Source records:
● ● ● ● ●

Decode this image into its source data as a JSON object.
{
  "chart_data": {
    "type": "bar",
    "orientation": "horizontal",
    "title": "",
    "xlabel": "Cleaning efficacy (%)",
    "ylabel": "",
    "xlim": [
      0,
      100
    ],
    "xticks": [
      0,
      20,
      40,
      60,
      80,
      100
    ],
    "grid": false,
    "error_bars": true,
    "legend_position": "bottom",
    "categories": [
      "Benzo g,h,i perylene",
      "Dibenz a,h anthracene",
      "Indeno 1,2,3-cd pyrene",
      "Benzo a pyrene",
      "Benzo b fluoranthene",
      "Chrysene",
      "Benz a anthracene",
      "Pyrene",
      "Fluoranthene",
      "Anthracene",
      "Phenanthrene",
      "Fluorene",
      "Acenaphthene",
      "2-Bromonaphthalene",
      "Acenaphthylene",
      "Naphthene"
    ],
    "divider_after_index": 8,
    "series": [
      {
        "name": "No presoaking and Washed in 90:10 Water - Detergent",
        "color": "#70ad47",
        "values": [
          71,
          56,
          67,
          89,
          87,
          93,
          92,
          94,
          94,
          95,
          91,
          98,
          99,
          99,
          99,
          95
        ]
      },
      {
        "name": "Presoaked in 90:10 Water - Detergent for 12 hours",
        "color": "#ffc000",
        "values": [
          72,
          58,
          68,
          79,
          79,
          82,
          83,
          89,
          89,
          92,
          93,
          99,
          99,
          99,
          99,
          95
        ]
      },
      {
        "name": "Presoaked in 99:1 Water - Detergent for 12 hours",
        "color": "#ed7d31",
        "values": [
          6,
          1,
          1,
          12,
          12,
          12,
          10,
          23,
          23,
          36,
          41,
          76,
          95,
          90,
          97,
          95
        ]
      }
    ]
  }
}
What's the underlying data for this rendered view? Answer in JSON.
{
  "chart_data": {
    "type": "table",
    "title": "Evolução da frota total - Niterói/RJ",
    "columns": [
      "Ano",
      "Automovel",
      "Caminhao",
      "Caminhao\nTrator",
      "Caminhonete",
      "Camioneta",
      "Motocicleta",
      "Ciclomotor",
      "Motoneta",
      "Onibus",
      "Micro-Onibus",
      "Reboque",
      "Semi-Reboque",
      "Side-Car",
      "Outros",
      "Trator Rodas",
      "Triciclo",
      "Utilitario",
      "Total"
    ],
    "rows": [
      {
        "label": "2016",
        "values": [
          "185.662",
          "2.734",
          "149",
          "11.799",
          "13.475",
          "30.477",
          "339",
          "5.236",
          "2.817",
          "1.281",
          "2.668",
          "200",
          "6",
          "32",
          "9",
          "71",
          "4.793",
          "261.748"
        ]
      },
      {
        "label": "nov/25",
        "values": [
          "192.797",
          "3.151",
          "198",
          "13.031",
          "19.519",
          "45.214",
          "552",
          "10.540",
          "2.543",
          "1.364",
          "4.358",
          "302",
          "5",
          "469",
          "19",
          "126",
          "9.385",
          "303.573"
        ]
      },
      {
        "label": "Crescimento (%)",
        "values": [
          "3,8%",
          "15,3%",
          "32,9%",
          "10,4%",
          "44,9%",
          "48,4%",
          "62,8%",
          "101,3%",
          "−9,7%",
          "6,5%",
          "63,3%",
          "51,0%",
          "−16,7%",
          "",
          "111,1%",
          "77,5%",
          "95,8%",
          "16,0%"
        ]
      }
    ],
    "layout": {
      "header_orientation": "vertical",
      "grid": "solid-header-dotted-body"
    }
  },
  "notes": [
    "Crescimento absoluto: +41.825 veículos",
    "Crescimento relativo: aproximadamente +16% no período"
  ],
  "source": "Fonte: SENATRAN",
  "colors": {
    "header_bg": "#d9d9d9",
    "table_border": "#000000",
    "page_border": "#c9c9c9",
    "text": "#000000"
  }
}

● ● ● ● ●

Task instructions:
Transcribe the whole listing with nothing added or left out.

The answer:
Decode this image into its source data as a JSON object.
{
  "chart_data": {
    "type": "bar",
    "orientation": "horizontal",
    "title": "",
    "xlabel": "Cleaning efficacy (%)",
    "ylabel": "",
    "xlim": [
      0,
      100
    ],
    "xticks": [
      0,
      20,
      40,
      60,
      80,
      100
    ],
    "grid": false,
    "error_bars": true,
    "legend_position": "bottom",
    "categories": [
      "Benzo g,h,i perylene",
      "Dibenz a,h anthracene",
      "Indeno 1,2,3-cd pyrene",
      "Benzo a pyrene",
      "Benzo b fluoranthene",
      "Chrysene",
      "Benz a anthracene",
      "Pyrene",
      "Fluoranthene",
      "Anthracene",
      "Phenanthrene",
      "Fluorene",
      "Acenaphthene",
      "2-Bromonaphthalene",
      "Acenaphthylene",
      "Naphthene"
    ],
    "divider_after_index": 8,
    "series": [
      {
        "name": "No presoaking and Washed in 90:10 Water - Detergent",
        "color": "#70ad47",
        "values": [
          71,
          56,
          67,
          89,
          87,
          93,
          92,
          94,
          94,
          95,
          91,
          98,
          99,
          99,
          99,
          95
        ]
      },
      {
        "name": "Presoaked in 90:10 Water - Detergent for 12 hours",
        "color": "#ffc000",
        "values": [
          72,
          58,
          68,
          79,
          79,
          82,
          83,
          89,
          89,
          92,
          93,
          99,
          99,
          99,
          99,
          95
        ]
      },
      {
        "name": "Presoaked in 99:1 Water - Detergent for 12 hours",
        "color": "#ed7d31",
        "values": [
          6,
          1,
          1,
          12,
          12,
          12,
          10,
          23,
          23,
          36,
          41,
          76,
          95,
          90,
          97,
          95
        ]
      }
    ]
  }
}
What's the underlying data for this rendered view? Answer in JSON.
{
  "chart_data": {
    "type": "table",
    "title": "Evolução da frota total - Niterói/RJ",
    "columns": [
      "Ano",
      "Automovel",
      "Caminhao",
      "Caminhao\nTrator",
      "Caminhonete",
      "Camioneta",
      "Motocicleta",
      "Ciclomotor",
      "Motoneta",
      "Onibus",
      "Micro-Onibus",
      "Reboque",
      "Semi-Reboque",
      "Side-Car",
      "Outros",
      "Trator Rodas",
      "Triciclo",
      "Utilitario",
      "Total"
    ],
    "rows": [
      {
        "label": "2016",
        "values": [
          "185.662",
          "2.734",
          "149",
          "11.799",
          "13.475",
          "30.477",
          "339",
          "5.236",
          "2.817",
          "1.281",
          "2.668",
          "200",
          "6",
          "32",
          "9",
          "71",
          "4.793",
          "261.748"
        ]
      },
      {
        "label": "nov/25",
        "values": [
          "192.797",
          "3.151",
          "198",
          "13.031",
          "19.519",
          "45.214",
          "552",
          "10.540",
          "2.543",
          "1.364",
          "4.358",
          "302",
          "5",
          "469",
          "19",
          "126",
          "9.385",
          "303.573"
        ]
      },
      {
        "label": "Crescimento (%)",
        "values": [
          "3,8%",
          "15,3%",
          "32,9%",
          "10,4%",
          "44,9%",
          "48,4%",
          "62,8%",
          "101,3%",
          "−9,7%",
          "6,5%",
          "63,3%",
          "51,0%",
          "−16,7%",
          "",
          "111,1%",
          "77,5%",
          "95,8%",
          "16,0%"
        ]
      }
    ],
    "layout": {
      "header_orientation": "vertical",
      "grid": "solid-header-dotted-body"
    }
  },
  "notes": [
    "Crescimento absoluto: +41.825 veículos",
    "Crescimento relativo: aproximadamente +16% no período"
  ],
  "source": "Fonte: SENATRAN",
  "colors": {
    "header_bg": "#d9d9d9",
    "table_border": "#000000",
    "page_border": "#c9c9c9",
    "text": "#000000"
  }
}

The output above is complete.